■ GIVEN REQUEST: For each line of the data below that holds "text", copy the line.

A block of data

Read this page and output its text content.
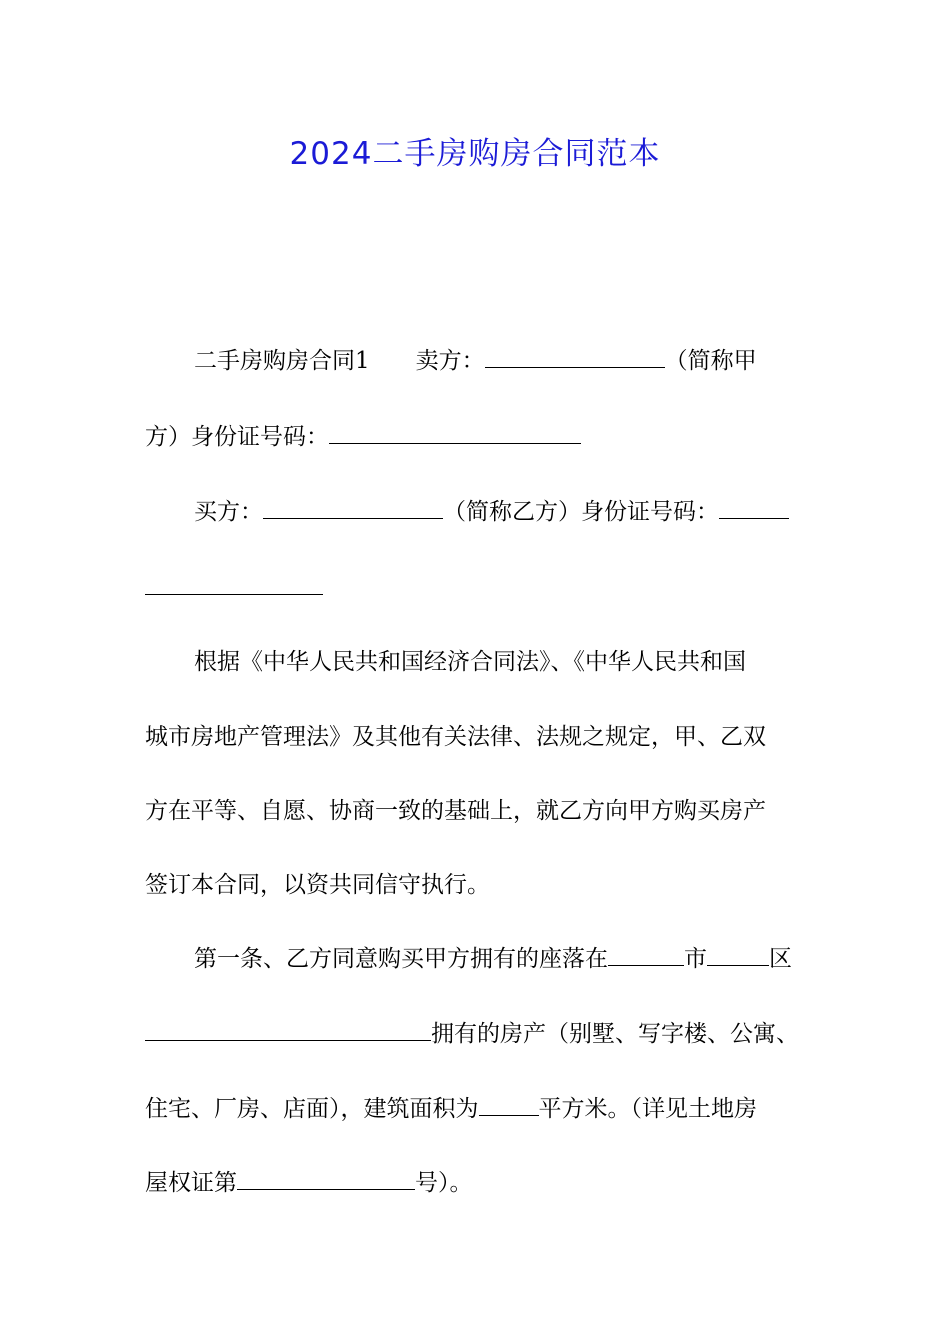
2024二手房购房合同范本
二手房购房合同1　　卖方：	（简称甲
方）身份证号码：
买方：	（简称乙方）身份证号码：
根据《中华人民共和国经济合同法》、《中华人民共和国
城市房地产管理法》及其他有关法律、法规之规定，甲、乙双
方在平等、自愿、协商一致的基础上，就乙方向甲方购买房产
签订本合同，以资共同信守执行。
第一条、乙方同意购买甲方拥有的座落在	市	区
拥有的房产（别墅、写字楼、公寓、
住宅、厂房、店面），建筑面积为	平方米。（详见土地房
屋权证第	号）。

--

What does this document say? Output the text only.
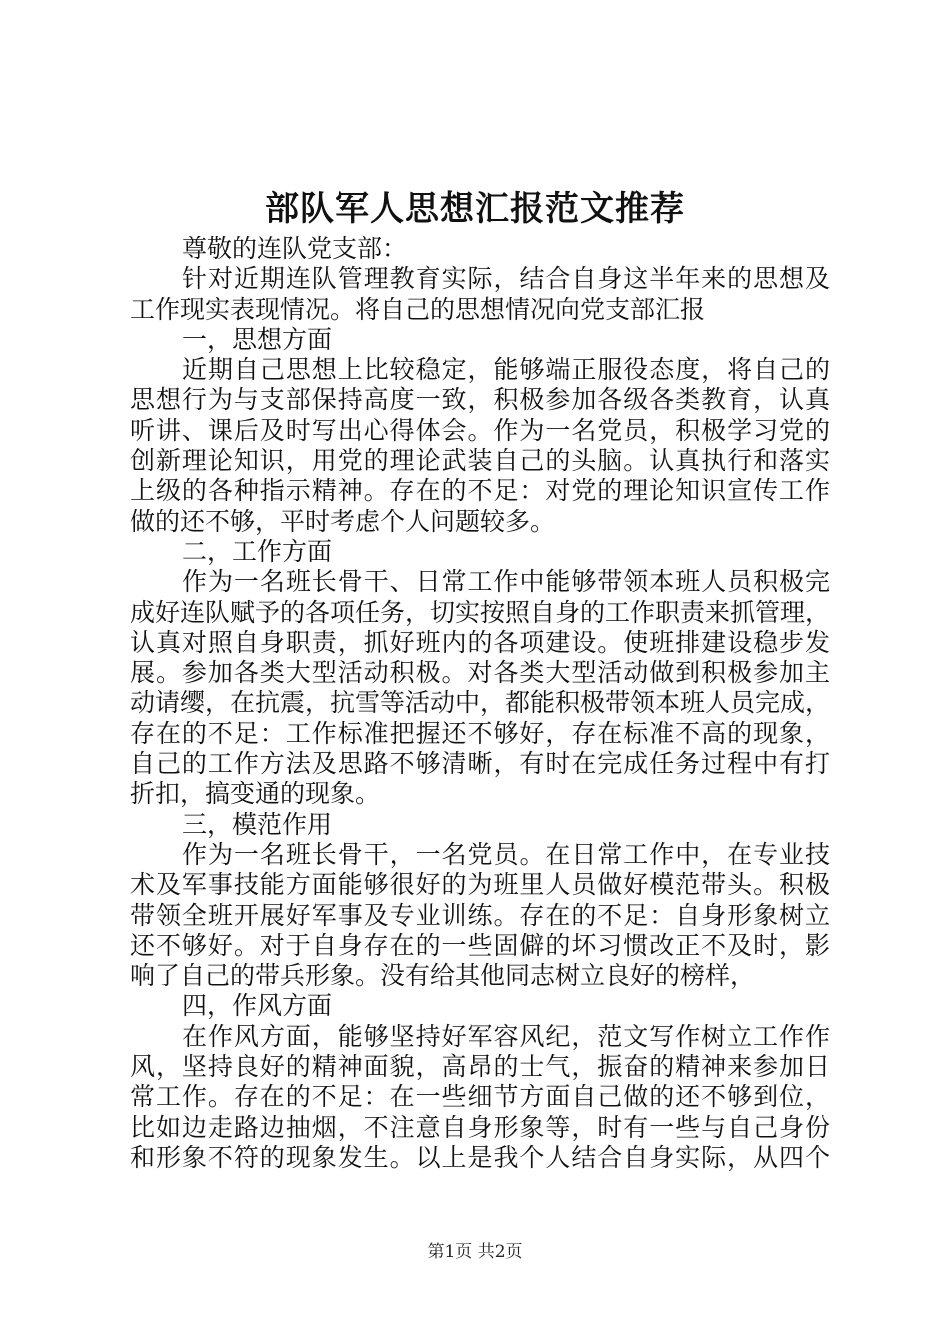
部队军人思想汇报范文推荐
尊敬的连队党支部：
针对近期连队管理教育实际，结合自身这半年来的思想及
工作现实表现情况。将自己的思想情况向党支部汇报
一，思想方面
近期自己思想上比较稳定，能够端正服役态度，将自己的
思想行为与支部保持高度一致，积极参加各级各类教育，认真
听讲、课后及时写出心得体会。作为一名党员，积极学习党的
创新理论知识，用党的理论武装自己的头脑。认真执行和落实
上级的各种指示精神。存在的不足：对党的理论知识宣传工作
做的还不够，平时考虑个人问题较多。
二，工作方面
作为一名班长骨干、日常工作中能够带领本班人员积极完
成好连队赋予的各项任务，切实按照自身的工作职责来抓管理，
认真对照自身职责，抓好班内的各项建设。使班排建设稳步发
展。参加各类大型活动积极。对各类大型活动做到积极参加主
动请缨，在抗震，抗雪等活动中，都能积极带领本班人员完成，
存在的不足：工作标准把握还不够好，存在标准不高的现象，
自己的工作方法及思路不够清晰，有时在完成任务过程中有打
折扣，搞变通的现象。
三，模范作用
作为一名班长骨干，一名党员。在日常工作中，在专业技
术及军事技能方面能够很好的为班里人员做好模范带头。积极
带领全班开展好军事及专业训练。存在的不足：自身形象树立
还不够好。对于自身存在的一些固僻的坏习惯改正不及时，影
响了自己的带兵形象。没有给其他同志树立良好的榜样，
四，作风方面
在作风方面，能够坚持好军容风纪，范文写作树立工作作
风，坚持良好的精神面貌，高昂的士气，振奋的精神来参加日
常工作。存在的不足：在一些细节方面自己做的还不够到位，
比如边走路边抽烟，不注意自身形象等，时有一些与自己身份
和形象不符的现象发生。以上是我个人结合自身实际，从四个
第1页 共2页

■ RESPONSE TO THIS EXERCISE:
Read this page and output its text content.
What does this document say? Output the text only.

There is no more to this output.